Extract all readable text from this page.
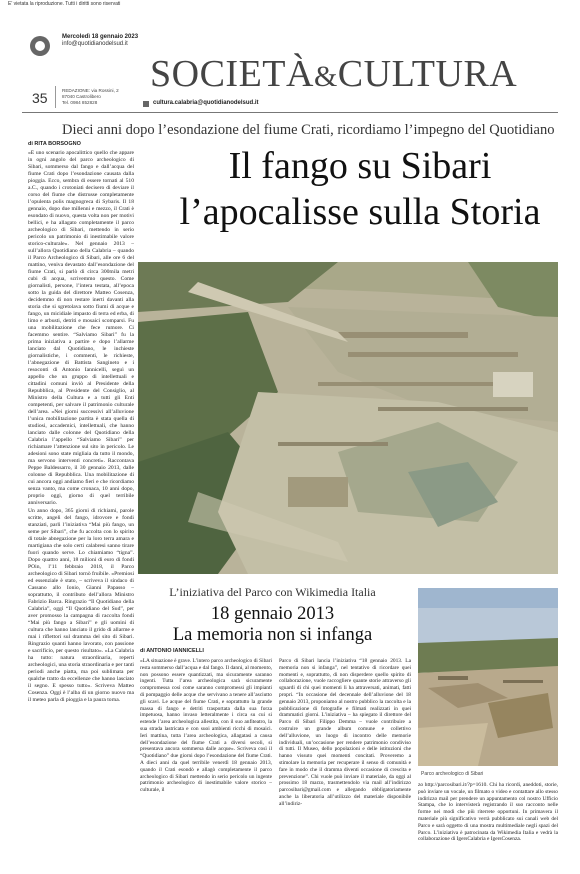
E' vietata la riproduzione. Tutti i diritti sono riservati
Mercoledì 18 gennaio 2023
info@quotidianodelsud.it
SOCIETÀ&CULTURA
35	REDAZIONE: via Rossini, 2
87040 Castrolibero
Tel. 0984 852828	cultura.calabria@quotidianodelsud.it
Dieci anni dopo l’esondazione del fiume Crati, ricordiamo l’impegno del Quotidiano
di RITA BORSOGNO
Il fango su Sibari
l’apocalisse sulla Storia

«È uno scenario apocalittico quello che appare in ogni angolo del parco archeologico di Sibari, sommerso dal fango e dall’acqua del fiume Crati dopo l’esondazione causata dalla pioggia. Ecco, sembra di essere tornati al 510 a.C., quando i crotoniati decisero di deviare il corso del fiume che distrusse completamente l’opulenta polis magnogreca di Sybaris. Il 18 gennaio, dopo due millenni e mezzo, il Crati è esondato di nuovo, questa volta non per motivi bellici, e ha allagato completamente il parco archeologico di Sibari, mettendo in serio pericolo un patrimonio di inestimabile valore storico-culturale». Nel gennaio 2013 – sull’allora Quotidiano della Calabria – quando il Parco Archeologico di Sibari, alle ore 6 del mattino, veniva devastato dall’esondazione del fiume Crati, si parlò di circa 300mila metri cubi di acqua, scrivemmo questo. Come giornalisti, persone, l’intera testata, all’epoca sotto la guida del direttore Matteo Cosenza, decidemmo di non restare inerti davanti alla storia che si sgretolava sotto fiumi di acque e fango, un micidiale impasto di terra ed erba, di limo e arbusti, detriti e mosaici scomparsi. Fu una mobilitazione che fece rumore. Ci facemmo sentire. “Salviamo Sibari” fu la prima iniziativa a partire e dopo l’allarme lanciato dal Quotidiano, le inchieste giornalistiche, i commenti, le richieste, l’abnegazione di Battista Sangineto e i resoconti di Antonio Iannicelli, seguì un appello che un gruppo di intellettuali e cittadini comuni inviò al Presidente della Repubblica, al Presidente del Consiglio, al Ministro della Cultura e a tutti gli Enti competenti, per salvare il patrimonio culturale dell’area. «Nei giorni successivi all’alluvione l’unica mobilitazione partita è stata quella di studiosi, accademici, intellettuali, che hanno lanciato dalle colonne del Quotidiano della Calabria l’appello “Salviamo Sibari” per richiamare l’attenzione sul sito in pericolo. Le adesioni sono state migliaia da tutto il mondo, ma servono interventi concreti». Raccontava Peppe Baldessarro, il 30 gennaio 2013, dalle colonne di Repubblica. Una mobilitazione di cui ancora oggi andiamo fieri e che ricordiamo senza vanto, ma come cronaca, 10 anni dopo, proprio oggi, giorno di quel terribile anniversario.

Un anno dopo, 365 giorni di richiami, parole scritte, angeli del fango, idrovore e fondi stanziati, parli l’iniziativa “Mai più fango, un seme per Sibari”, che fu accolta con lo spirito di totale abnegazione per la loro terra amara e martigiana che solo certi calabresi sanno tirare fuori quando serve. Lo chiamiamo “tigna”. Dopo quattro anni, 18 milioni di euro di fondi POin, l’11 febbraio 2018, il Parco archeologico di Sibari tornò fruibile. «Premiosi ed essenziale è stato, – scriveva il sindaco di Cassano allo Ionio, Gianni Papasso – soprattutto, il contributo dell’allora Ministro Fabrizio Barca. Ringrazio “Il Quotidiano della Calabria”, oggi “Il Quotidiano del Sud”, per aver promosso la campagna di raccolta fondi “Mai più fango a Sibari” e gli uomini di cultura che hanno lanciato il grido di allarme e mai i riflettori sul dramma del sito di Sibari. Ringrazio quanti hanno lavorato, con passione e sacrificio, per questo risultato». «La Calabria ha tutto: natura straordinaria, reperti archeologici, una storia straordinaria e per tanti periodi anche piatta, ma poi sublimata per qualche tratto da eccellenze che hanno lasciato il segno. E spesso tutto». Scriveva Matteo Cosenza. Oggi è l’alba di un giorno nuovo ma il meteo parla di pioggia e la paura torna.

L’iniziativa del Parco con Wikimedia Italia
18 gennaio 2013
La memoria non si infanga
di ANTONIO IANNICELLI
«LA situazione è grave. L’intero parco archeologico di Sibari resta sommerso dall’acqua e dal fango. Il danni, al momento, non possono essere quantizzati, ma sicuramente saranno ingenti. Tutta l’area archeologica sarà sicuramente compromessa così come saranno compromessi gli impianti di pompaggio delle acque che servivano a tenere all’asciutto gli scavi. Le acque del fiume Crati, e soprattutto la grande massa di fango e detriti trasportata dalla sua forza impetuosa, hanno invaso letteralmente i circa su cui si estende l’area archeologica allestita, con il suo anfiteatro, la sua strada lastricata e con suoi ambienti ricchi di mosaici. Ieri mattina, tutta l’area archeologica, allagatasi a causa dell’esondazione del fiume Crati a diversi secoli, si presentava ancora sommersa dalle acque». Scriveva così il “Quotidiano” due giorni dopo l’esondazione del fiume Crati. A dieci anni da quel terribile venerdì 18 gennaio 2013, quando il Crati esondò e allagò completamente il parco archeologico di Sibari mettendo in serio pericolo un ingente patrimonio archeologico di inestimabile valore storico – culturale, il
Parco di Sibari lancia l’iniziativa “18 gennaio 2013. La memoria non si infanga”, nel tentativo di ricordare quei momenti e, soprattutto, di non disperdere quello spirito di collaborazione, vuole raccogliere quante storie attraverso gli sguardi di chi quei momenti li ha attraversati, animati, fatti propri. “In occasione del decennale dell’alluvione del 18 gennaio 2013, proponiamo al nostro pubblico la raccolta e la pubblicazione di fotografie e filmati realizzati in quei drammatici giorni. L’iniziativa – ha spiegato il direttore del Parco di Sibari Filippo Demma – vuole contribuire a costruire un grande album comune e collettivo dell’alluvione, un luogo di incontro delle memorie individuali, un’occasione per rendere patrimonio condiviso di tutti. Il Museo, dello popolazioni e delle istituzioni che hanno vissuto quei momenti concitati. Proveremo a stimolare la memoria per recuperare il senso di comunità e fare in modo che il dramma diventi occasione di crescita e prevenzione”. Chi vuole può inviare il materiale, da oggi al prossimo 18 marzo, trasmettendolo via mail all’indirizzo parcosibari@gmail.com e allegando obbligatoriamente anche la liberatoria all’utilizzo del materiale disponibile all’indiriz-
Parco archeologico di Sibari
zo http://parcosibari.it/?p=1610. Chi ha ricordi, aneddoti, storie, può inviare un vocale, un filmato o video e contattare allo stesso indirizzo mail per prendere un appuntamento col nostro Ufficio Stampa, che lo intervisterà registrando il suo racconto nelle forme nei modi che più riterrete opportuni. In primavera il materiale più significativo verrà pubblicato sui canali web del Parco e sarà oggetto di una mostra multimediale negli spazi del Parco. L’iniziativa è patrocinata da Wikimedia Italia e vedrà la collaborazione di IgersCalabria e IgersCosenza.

_TASK INSTRUCTIONS_: Quote each record exactly as it stands, minus the pictures.

_THE OUTPUT_:
Extract all readable text from this page.
E' vietata la riproduzione. Tutti i diritti sono riservati
Mercoledì 18 gennaio 2023
info@quotidianodelsud.it
SOCIETÀ&CULTURA
35	REDAZIONE: via Rossini, 2
87040 Castrolibero
Tel. 0984 852828	cultura.calabria@quotidianodelsud.it
Dieci anni dopo l’esondazione del fiume Crati, ricordiamo l’impegno del Quotidiano
di RITA BORSOGNO
Il fango su Sibari
l’apocalisse sulla Storia

«È uno scenario apocalittico quello che appare in ogni angolo del parco archeologico di Sibari, sommerso dal fango e dall’acqua del fiume Crati dopo l’esondazione causata dalla pioggia. Ecco, sembra di essere tornati al 510 a.C., quando i crotoniati decisero di deviare il corso del fiume che distrusse completamente l’opulenta polis magnogreca di Sybaris. Il 18 gennaio, dopo due millenni e mezzo, il Crati è esondato di nuovo, questa volta non per motivi bellici, e ha allagato completamente il parco archeologico di Sibari, mettendo in serio pericolo un patrimonio di inestimabile valore storico-culturale». Nel gennaio 2013 – sull’allora Quotidiano della Calabria – quando il Parco Archeologico di Sibari, alle ore 6 del mattino, veniva devastato dall’esondazione del fiume Crati, si parlò di circa 300mila metri cubi di acqua, scrivemmo questo. Come giornalisti, persone, l’intera testata, all’epoca sotto la guida del direttore Matteo Cosenza, decidemmo di non restare inerti davanti alla storia che si sgretolava sotto fiumi di acque e fango, un micidiale impasto di terra ed erba, di limo e arbusti, detriti e mosaici scomparsi. Fu una mobilitazione che fece rumore. Ci facemmo sentire. “Salviamo Sibari” fu la prima iniziativa a partire e dopo l’allarme lanciato dal Quotidiano, le inchieste giornalistiche, i commenti, le richieste, l’abnegazione di Battista Sangineto e i resoconti di Antonio Iannicelli, seguì un appello che un gruppo di intellettuali e cittadini comuni inviò al Presidente della Repubblica, al Presidente del Consiglio, al Ministro della Cultura e a tutti gli Enti competenti, per salvare il patrimonio culturale dell’area. «Nei giorni successivi all’alluvione l’unica mobilitazione partita è stata quella di studiosi, accademici, intellettuali, che hanno lanciato dalle colonne del Quotidiano della Calabria l’appello “Salviamo Sibari” per richiamare l’attenzione sul sito in pericolo. Le adesioni sono state migliaia da tutto il mondo, ma servono interventi concreti». Raccontava Peppe Baldessarro, il 30 gennaio 2013, dalle colonne di Repubblica. Una mobilitazione di cui ancora oggi andiamo fieri e che ricordiamo senza vanto, ma come cronaca, 10 anni dopo, proprio oggi, giorno di quel terribile anniversario.

Un anno dopo, 365 giorni di richiami, parole scritte, angeli del fango, idrovore e fondi stanziati, parli l’iniziativa “Mai più fango, un seme per Sibari”, che fu accolta con lo spirito di totale abnegazione per la loro terra amara e martigiana che solo certi calabresi sanno tirare fuori quando serve. Lo chiamiamo “tigna”. Dopo quattro anni, 18 milioni di euro di fondi POin, l’11 febbraio 2018, il Parco archeologico di Sibari tornò fruibile. «Premiosi ed essenziale è stato, – scriveva il sindaco di Cassano allo Ionio, Gianni Papasso – soprattutto, il contributo dell’allora Ministro Fabrizio Barca. Ringrazio “Il Quotidiano della Calabria”, oggi “Il Quotidiano del Sud”, per aver promosso la campagna di raccolta fondi “Mai più fango a Sibari” e gli uomini di cultura che hanno lanciato il grido di allarme e mai i riflettori sul dramma del sito di Sibari. Ringrazio quanti hanno lavorato, con passione e sacrificio, per questo risultato». «La Calabria ha tutto: natura straordinaria, reperti archeologici, una storia straordinaria e per tanti periodi anche piatta, ma poi sublimata per qualche tratto da eccellenze che hanno lasciato il segno. E spesso tutto». Scriveva Matteo Cosenza. Oggi è l’alba di un giorno nuovo ma il meteo parla di pioggia e la paura torna.

L’iniziativa del Parco con Wikimedia Italia
18 gennaio 2013
La memoria non si infanga
di ANTONIO IANNICELLI
«LA situazione è grave. L’intero parco archeologico di Sibari resta sommerso dall’acqua e dal fango. Il danni, al momento, non possono essere quantizzati, ma sicuramente saranno ingenti. Tutta l’area archeologica sarà sicuramente compromessa così come saranno compromessi gli impianti di pompaggio delle acque che servivano a tenere all’asciutto gli scavi. Le acque del fiume Crati, e soprattutto la grande massa di fango e detriti trasportata dalla sua forza impetuosa, hanno invaso letteralmente i circa su cui si estende l’area archeologica allestita, con il suo anfiteatro, la sua strada lastricata e con suoi ambienti ricchi di mosaici. Ieri mattina, tutta l’area archeologica, allagatasi a causa dell’esondazione del fiume Crati a diversi secoli, si presentava ancora sommersa dalle acque». Scriveva così il “Quotidiano” due giorni dopo l’esondazione del fiume Crati. A dieci anni da quel terribile venerdì 18 gennaio 2013, quando il Crati esondò e allagò completamente il parco archeologico di Sibari mettendo in serio pericolo un ingente patrimonio archeologico di inestimabile valore storico – culturale, il
Parco di Sibari lancia l’iniziativa “18 gennaio 2013. La memoria non si infanga”, nel tentativo di ricordare quei momenti e, soprattutto, di non disperdere quello spirito di collaborazione, vuole raccogliere quante storie attraverso gli sguardi di chi quei momenti li ha attraversati, animati, fatti propri. “In occasione del decennale dell’alluvione del 18 gennaio 2013, proponiamo al nostro pubblico la raccolta e la pubblicazione di fotografie e filmati realizzati in quei drammatici giorni. L’iniziativa – ha spiegato il direttore del Parco di Sibari Filippo Demma – vuole contribuire a costruire un grande album comune e collettivo dell’alluvione, un luogo di incontro delle memorie individuali, un’occasione per rendere patrimonio condiviso di tutti. Il Museo, dello popolazioni e delle istituzioni che hanno vissuto quei momenti concitati. Proveremo a stimolare la memoria per recuperare il senso di comunità e fare in modo che il dramma diventi occasione di crescita e prevenzione”. Chi vuole può inviare il materiale, da oggi al prossimo 18 marzo, trasmettendolo via mail all’indirizzo parcosibari@gmail.com e allegando obbligatoriamente anche la liberatoria all’utilizzo del materiale disponibile all’indiriz-
Parco archeologico di Sibari
zo http://parcosibari.it/?p=1610. Chi ha ricordi, aneddoti, storie, può inviare un vocale, un filmato o video e contattare allo stesso indirizzo mail per prendere un appuntamento col nostro Ufficio Stampa, che lo intervisterà registrando il suo racconto nelle forme nei modi che più riterrete opportuni. In primavera il materiale più significativo verrà pubblicato sui canali web del Parco e sarà oggetto di una mostra multimediale negli spazi del Parco. L’iniziativa è patrocinata da Wikimedia Italia e vedrà la collaborazione di IgersCalabria e IgersCosenza.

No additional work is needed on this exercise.